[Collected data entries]
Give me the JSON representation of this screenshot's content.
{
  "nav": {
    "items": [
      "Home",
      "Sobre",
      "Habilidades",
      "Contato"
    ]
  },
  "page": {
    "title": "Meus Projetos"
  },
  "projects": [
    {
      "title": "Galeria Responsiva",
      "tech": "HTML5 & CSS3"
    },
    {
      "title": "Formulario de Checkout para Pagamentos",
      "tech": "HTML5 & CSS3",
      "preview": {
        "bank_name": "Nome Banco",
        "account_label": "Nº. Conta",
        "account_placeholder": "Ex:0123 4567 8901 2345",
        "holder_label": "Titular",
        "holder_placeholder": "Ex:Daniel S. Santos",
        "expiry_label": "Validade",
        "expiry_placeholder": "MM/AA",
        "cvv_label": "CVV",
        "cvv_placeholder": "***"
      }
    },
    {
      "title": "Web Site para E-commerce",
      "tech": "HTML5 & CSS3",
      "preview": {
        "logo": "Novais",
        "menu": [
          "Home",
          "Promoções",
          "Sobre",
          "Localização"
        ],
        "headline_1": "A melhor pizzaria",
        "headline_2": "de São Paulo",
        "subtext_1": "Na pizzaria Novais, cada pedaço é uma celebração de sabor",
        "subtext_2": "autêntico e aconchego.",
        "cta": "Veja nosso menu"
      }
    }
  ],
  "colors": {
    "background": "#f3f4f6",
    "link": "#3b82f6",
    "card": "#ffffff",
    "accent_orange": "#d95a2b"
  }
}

[Do this]
Return each entry from the material above exactly as it appears.

[The answer]
Give me the JSON representation of this screenshot's content.
{
  "nav": {
    "items": [
      "Home",
      "Sobre",
      "Habilidades",
      "Contato"
    ]
  },
  "page": {
    "title": "Meus Projetos"
  },
  "projects": [
    {
      "title": "Galeria Responsiva",
      "tech": "HTML5 & CSS3"
    },
    {
      "title": "Formulario de Checkout para Pagamentos",
      "tech": "HTML5 & CSS3",
      "preview": {
        "bank_name": "Nome Banco",
        "account_label": "Nº. Conta",
        "account_placeholder": "Ex:0123 4567 8901 2345",
        "holder_label": "Titular",
        "holder_placeholder": "Ex:Daniel S. Santos",
        "expiry_label": "Validade",
        "expiry_placeholder": "MM/AA",
        "cvv_label": "CVV",
        "cvv_placeholder": "***"
      }
    },
    {
      "title": "Web Site para E-commerce",
      "tech": "HTML5 & CSS3",
      "preview": {
        "logo": "Novais",
        "menu": [
          "Home",
          "Promoções",
          "Sobre",
          "Localização"
        ],
        "headline_1": "A melhor pizzaria",
        "headline_2": "de São Paulo",
        "subtext_1": "Na pizzaria Novais, cada pedaço é uma celebração de sabor",
        "subtext_2": "autêntico e aconchego.",
        "cta": "Veja nosso menu"
      }
    }
  ],
  "colors": {
    "background": "#f3f4f6",
    "link": "#3b82f6",
    "card": "#ffffff",
    "accent_orange": "#d95a2b"
  }
}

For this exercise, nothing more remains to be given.